Layout annotation records:
■ ■ ■ ■

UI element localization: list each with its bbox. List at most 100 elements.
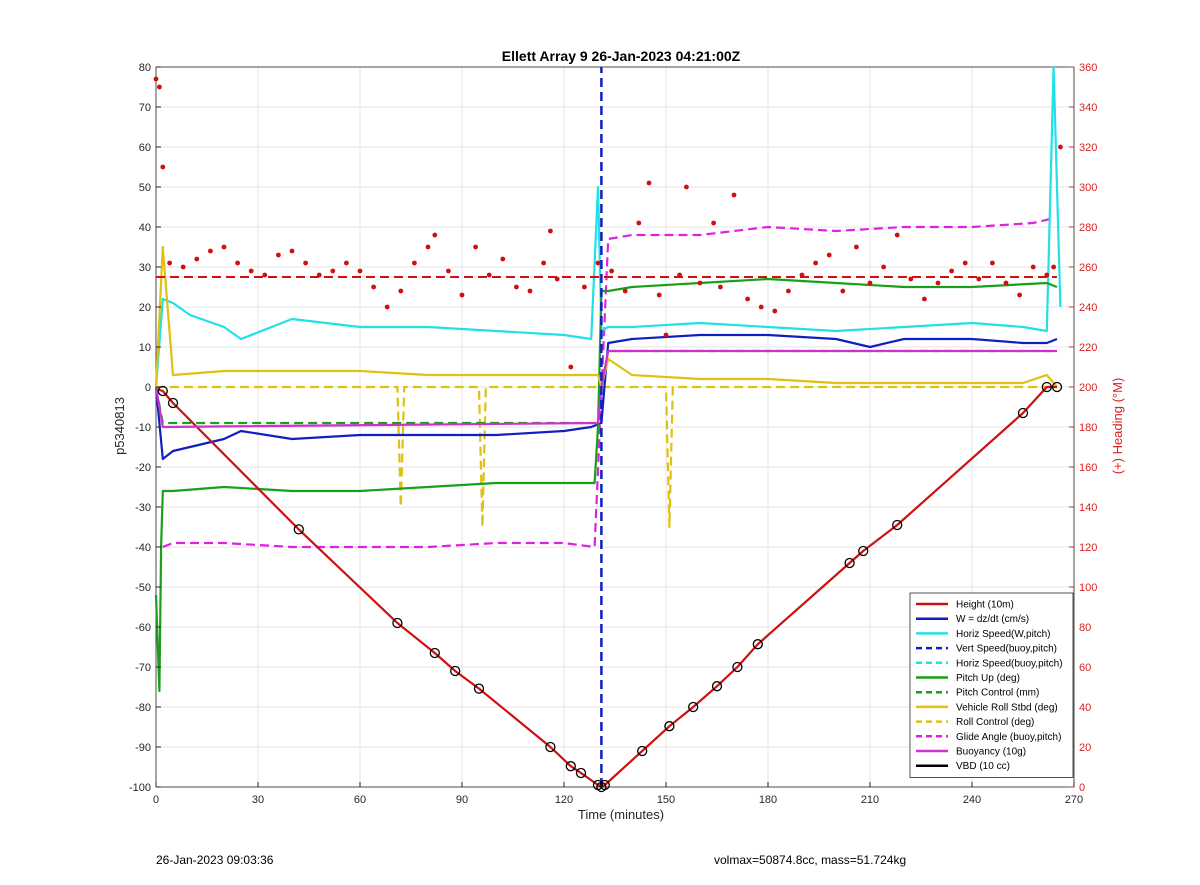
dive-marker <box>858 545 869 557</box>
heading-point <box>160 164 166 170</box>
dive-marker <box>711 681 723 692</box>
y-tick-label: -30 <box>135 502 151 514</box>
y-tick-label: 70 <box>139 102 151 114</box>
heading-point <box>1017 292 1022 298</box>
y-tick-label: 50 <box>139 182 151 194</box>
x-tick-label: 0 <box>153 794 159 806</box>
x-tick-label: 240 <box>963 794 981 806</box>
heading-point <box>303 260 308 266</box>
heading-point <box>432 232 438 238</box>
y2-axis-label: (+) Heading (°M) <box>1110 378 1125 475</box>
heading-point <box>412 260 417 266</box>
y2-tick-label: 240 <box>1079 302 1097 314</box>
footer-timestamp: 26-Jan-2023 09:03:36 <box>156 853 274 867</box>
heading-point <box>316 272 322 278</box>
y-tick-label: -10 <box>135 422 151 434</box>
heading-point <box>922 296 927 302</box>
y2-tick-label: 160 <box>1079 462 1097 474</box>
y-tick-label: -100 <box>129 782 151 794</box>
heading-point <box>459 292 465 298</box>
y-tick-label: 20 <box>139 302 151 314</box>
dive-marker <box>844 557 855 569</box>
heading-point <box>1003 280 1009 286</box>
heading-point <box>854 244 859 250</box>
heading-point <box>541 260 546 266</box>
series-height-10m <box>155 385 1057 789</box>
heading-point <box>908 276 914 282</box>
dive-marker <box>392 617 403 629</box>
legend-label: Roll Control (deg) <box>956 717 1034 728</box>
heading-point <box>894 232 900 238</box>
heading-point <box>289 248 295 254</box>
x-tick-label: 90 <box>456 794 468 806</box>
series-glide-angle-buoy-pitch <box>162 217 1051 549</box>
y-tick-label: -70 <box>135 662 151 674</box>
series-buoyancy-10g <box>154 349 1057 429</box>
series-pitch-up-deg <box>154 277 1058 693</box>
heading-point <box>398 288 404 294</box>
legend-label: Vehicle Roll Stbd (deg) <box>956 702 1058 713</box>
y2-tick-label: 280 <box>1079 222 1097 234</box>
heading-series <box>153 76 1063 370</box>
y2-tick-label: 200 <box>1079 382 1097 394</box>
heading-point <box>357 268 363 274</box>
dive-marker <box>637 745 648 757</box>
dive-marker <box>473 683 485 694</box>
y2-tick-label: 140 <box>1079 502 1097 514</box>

■ ■ ■ ■

Gather every line from the records above that contains the string "marker", and copy each one in full.

■ **Task response**
dive-marker <box>858 545 869 557</box>
dive-marker <box>711 681 723 692</box>
dive-marker <box>844 557 855 569</box>
dive-marker <box>392 617 403 629</box>
dive-marker <box>637 745 648 757</box>
dive-marker <box>473 683 485 694</box>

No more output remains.